## Work to do
Repeat the data verbatim.

## Exercise input

=======

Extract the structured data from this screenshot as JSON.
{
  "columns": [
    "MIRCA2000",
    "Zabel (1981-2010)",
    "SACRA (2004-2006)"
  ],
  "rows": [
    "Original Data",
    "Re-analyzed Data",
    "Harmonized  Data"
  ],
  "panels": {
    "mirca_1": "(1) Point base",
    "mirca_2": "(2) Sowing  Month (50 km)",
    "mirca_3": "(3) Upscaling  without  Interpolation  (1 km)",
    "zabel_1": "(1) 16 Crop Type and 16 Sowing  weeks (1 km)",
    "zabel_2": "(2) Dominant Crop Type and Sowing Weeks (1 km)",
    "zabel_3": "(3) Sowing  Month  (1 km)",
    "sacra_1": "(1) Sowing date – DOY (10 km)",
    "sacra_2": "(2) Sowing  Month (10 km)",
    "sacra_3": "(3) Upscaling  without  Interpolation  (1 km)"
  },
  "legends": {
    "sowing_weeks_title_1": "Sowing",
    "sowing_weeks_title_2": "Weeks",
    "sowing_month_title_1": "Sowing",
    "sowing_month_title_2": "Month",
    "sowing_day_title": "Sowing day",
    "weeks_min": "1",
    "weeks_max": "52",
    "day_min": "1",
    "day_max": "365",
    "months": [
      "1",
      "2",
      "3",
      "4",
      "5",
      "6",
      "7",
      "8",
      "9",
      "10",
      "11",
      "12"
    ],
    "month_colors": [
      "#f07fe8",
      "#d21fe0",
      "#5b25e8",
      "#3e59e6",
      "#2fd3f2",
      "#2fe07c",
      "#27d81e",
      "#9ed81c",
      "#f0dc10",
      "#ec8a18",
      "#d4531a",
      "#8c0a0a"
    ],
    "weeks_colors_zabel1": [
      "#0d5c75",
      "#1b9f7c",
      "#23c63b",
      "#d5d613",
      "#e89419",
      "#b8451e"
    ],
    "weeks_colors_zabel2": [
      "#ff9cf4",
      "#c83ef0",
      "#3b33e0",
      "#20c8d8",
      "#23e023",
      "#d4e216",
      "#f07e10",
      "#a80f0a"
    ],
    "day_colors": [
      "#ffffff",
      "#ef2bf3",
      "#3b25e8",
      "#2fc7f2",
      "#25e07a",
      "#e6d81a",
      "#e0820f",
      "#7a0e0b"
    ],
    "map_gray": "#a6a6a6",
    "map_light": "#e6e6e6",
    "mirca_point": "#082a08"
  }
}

=======

## Solution to this task
Extract the structured data from this screenshot as JSON.
{
  "columns": [
    "MIRCA2000",
    "Zabel (1981-2010)",
    "SACRA (2004-2006)"
  ],
  "rows": [
    "Original Data",
    "Re-analyzed Data",
    "Harmonized  Data"
  ],
  "panels": {
    "mirca_1": "(1) Point base",
    "mirca_2": "(2) Sowing  Month (50 km)",
    "mirca_3": "(3) Upscaling  without  Interpolation  (1 km)",
    "zabel_1": "(1) 16 Crop Type and 16 Sowing  weeks (1 km)",
    "zabel_2": "(2) Dominant Crop Type and Sowing Weeks (1 km)",
    "zabel_3": "(3) Sowing  Month  (1 km)",
    "sacra_1": "(1) Sowing date – DOY (10 km)",
    "sacra_2": "(2) Sowing  Month (10 km)",
    "sacra_3": "(3) Upscaling  without  Interpolation  (1 km)"
  },
  "legends": {
    "sowing_weeks_title_1": "Sowing",
    "sowing_weeks_title_2": "Weeks",
    "sowing_month_title_1": "Sowing",
    "sowing_month_title_2": "Month",
    "sowing_day_title": "Sowing day",
    "weeks_min": "1",
    "weeks_max": "52",
    "day_min": "1",
    "day_max": "365",
    "months": [
      "1",
      "2",
      "3",
      "4",
      "5",
      "6",
      "7",
      "8",
      "9",
      "10",
      "11",
      "12"
    ],
    "month_colors": [
      "#f07fe8",
      "#d21fe0",
      "#5b25e8",
      "#3e59e6",
      "#2fd3f2",
      "#2fe07c",
      "#27d81e",
      "#9ed81c",
      "#f0dc10",
      "#ec8a18",
      "#d4531a",
      "#8c0a0a"
    ],
    "weeks_colors_zabel1": [
      "#0d5c75",
      "#1b9f7c",
      "#23c63b",
      "#d5d613",
      "#e89419",
      "#b8451e"
    ],
    "weeks_colors_zabel2": [
      "#ff9cf4",
      "#c83ef0",
      "#3b33e0",
      "#20c8d8",
      "#23e023",
      "#d4e216",
      "#f07e10",
      "#a80f0a"
    ],
    "day_colors": [
      "#ffffff",
      "#ef2bf3",
      "#3b25e8",
      "#2fc7f2",
      "#25e07a",
      "#e6d81a",
      "#e0820f",
      "#7a0e0b"
    ],
    "map_gray": "#a6a6a6",
    "map_light": "#e6e6e6",
    "mirca_point": "#082a08"
  }
}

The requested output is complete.